---- Records supplied
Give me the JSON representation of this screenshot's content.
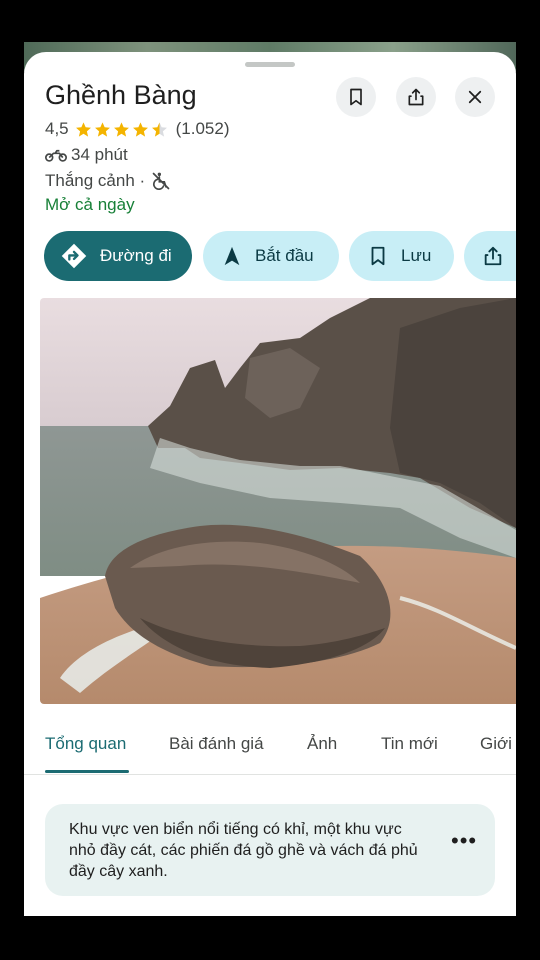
{
  "place": {
    "name": "Ghềnh Bàng",
    "rating": "4,5",
    "stars_value": 4.5,
    "review_count": "(1.052)",
    "travel_time": "34 phút",
    "category": "Thắng cảnh ·",
    "hours": "Mở cả ngày"
  },
  "header_buttons": {
    "save": "bookmark-icon",
    "share": "share-icon",
    "close": "close-icon"
  },
  "actions": [
    {
      "label": "Đường đi",
      "icon": "directions-icon"
    },
    {
      "label": "Bắt đầu",
      "icon": "navigation-arrow-icon"
    },
    {
      "label": "Lưu",
      "icon": "bookmark-icon"
    },
    {
      "label": "",
      "icon": "share-icon"
    }
  ],
  "tabs": [
    {
      "label": "Tổng quan"
    },
    {
      "label": "Bài đánh giá"
    },
    {
      "label": "Ảnh"
    },
    {
      "label": "Tin mới"
    },
    {
      "label": "Giới"
    }
  ],
  "description": "Khu vực ven biển nổi tiếng có khỉ, một khu vực nhỏ đầy cát, các phiến đá gồ ghề và vách đá phủ đầy cây xanh.",
  "colors": {
    "accent": "#1b6b72",
    "chip": "#c8eef6",
    "open_green": "#188038",
    "star": "#f4b400"
  }
}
--------
■ **Task to complete**: Copy out every line of the material above exactly, skipping the pictures.

■ **Response to this task**:
Give me the JSON representation of this screenshot's content.
{
  "place": {
    "name": "Ghềnh Bàng",
    "rating": "4,5",
    "stars_value": 4.5,
    "review_count": "(1.052)",
    "travel_time": "34 phút",
    "category": "Thắng cảnh ·",
    "hours": "Mở cả ngày"
  },
  "header_buttons": {
    "save": "bookmark-icon",
    "share": "share-icon",
    "close": "close-icon"
  },
  "actions": [
    {
      "label": "Đường đi",
      "icon": "directions-icon"
    },
    {
      "label": "Bắt đầu",
      "icon": "navigation-arrow-icon"
    },
    {
      "label": "Lưu",
      "icon": "bookmark-icon"
    },
    {
      "label": "",
      "icon": "share-icon"
    }
  ],
  "tabs": [
    {
      "label": "Tổng quan"
    },
    {
      "label": "Bài đánh giá"
    },
    {
      "label": "Ảnh"
    },
    {
      "label": "Tin mới"
    },
    {
      "label": "Giới"
    }
  ],
  "description": "Khu vực ven biển nổi tiếng có khỉ, một khu vực nhỏ đầy cát, các phiến đá gồ ghề và vách đá phủ đầy cây xanh.",
  "colors": {
    "accent": "#1b6b72",
    "chip": "#c8eef6",
    "open_green": "#188038",
    "star": "#f4b400"
  }
}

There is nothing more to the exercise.